Using the data below, copy every line that contains the word "diamond".

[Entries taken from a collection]
◆ ◆ ◆
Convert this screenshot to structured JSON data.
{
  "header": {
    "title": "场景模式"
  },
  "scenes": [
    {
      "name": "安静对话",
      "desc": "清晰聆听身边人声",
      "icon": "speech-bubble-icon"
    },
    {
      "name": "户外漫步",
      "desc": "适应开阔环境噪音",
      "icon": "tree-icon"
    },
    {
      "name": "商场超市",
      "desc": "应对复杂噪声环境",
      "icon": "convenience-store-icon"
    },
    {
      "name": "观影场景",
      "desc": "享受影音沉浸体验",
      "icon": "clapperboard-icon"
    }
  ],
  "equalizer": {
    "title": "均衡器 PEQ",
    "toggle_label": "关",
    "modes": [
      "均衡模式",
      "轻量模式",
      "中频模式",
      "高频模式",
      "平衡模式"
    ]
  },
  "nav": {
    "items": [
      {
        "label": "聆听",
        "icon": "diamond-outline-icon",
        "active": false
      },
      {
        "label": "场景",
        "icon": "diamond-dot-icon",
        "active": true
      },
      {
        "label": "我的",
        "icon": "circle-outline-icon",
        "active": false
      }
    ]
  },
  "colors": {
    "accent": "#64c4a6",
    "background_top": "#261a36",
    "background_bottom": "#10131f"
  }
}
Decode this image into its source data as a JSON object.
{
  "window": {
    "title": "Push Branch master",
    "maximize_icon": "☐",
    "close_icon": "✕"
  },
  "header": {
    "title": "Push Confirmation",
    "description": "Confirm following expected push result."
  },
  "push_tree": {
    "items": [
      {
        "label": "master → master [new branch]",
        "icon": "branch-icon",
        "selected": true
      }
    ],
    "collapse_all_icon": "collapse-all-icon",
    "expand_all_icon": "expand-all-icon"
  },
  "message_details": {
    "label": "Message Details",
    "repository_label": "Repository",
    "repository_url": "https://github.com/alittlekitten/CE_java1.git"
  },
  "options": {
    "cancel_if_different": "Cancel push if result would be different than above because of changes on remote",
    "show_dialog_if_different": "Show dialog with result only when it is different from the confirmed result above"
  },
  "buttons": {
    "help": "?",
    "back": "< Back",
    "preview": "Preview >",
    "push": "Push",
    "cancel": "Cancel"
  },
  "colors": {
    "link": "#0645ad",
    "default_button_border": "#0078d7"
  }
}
◆ ◆ ◆
WRITTEN SOLUTION —
        "icon": "diamond-outline-icon",
        "icon": "diamond-dot-icon",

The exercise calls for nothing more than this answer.